__WHAT TO PRODUCE__. Copy out the lines below word for word, from the very first one through the line containing "catalogue-title-en: Parts catalogue", keeping both of those lines.

__INFORMATION SUPPLIED__.
....................

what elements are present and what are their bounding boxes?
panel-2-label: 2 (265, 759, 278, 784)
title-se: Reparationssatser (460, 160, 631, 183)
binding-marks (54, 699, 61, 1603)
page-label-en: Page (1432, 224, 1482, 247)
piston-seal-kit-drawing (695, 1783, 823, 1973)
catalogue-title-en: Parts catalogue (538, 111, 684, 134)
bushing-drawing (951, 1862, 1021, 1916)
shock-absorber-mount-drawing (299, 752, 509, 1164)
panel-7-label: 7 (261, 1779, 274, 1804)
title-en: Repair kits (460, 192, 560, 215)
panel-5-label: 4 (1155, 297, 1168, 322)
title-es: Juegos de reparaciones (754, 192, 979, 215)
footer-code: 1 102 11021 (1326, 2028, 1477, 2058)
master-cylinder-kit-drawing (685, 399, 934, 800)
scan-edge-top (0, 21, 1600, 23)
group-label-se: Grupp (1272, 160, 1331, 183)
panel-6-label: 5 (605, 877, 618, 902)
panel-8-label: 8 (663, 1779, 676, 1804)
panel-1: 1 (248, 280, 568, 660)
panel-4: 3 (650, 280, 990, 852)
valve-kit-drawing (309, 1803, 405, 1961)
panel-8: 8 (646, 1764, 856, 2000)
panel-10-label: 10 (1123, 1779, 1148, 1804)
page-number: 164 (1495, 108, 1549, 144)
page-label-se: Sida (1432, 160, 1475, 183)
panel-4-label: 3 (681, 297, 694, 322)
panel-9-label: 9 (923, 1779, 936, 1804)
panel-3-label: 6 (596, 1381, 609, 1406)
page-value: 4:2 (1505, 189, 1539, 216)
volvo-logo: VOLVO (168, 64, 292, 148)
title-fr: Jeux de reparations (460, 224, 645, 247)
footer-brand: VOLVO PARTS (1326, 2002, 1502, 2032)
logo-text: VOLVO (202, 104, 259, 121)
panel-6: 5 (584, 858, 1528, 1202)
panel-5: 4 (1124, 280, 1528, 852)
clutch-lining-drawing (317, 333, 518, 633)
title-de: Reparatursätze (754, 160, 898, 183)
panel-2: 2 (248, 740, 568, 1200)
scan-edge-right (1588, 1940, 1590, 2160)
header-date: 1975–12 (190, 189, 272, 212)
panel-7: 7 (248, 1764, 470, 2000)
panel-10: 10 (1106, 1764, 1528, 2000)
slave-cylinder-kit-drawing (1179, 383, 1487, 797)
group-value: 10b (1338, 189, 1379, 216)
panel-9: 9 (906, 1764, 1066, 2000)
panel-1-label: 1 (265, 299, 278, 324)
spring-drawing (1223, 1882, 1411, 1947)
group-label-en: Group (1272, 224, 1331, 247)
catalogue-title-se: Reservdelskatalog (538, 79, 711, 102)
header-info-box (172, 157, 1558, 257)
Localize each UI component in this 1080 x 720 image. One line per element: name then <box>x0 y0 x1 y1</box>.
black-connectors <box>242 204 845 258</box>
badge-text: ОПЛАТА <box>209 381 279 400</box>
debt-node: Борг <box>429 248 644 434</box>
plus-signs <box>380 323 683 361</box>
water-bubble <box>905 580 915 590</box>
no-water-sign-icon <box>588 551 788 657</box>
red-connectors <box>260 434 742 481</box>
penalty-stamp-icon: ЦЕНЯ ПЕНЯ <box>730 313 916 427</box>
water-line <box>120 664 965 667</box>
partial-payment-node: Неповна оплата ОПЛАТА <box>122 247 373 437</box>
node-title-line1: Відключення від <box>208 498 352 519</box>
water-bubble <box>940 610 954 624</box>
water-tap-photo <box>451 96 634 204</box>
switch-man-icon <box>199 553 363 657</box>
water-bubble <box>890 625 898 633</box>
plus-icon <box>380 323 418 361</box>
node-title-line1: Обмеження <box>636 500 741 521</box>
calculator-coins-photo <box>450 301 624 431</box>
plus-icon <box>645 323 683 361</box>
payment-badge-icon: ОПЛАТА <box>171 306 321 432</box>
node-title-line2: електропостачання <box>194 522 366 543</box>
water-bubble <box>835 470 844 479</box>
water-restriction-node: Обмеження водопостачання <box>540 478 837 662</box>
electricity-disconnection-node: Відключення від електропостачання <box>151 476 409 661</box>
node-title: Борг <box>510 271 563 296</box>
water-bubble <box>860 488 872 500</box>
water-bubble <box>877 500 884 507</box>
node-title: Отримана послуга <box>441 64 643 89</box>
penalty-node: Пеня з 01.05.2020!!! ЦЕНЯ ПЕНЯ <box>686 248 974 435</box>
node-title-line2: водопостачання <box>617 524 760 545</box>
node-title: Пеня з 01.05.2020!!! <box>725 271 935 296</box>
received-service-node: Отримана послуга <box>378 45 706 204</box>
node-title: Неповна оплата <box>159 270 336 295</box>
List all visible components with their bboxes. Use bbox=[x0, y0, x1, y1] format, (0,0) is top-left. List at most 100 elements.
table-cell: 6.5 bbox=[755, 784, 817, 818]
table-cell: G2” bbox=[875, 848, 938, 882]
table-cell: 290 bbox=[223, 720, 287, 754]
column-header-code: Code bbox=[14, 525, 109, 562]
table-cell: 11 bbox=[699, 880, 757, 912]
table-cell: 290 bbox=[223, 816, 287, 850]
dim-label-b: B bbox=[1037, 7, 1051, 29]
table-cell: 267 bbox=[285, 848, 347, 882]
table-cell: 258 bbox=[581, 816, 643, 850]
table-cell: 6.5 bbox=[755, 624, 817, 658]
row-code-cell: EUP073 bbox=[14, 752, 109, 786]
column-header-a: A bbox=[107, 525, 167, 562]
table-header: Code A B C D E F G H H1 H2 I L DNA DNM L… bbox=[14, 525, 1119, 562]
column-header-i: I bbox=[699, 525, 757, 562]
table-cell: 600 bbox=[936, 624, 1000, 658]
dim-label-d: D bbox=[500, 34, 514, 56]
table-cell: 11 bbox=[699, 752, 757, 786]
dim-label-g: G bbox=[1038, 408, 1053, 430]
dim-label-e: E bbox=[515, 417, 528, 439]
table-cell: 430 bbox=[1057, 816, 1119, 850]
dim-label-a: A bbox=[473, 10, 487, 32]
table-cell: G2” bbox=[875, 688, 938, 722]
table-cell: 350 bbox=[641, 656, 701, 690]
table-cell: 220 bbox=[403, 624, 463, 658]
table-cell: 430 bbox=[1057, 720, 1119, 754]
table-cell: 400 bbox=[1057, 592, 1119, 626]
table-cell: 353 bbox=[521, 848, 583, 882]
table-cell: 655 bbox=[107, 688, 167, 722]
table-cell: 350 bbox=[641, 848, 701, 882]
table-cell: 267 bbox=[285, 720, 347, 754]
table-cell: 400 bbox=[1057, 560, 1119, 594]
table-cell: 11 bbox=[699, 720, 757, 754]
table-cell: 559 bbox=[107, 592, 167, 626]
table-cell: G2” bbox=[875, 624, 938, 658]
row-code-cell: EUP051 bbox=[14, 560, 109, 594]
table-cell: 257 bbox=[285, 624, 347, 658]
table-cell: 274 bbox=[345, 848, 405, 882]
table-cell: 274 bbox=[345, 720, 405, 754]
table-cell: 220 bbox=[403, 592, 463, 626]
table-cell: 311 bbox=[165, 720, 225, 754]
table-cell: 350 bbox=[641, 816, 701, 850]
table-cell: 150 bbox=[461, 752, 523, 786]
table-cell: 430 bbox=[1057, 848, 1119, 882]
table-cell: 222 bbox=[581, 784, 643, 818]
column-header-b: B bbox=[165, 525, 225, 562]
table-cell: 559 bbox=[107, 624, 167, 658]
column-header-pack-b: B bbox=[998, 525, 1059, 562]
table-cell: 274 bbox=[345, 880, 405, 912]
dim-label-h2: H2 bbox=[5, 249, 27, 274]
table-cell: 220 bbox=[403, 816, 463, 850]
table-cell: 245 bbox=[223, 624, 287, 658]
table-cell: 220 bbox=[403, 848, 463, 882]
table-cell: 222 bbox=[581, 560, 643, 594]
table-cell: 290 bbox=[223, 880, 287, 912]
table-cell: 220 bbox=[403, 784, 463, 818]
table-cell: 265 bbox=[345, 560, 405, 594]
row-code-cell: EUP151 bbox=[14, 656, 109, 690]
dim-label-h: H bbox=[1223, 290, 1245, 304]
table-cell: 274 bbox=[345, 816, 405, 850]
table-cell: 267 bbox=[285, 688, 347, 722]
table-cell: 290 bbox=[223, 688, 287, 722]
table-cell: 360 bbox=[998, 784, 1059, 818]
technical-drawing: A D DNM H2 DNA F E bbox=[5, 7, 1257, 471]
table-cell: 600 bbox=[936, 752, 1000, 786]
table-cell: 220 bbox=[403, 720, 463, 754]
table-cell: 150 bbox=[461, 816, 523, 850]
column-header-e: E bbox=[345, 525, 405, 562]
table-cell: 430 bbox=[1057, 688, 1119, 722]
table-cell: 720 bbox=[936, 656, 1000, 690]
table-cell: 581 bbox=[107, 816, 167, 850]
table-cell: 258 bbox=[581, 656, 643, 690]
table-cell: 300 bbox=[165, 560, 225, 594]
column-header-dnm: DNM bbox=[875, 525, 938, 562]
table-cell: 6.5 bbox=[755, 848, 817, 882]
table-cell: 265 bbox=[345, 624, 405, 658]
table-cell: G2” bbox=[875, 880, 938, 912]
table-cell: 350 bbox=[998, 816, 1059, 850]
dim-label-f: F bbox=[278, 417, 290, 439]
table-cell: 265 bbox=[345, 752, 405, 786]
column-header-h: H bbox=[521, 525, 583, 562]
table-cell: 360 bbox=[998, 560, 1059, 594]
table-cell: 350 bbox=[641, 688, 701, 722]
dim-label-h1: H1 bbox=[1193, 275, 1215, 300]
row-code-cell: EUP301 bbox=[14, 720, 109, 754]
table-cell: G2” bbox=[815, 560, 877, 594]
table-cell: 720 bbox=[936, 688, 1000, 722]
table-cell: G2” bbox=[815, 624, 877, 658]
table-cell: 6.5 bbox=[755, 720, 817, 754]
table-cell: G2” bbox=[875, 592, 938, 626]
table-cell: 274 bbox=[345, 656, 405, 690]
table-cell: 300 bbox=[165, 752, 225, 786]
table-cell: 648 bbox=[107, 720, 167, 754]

....................

__TASK RESULT__.
what elements are present and what are their bounding boxes?
panel-2-label: 2 (265, 759, 278, 784)
title-se: Reparationssatser (460, 160, 631, 183)
binding-marks (54, 699, 61, 1603)
page-label-en: Page (1432, 224, 1482, 247)
piston-seal-kit-drawing (695, 1783, 823, 1973)
catalogue-title-en: Parts catalogue (538, 111, 684, 134)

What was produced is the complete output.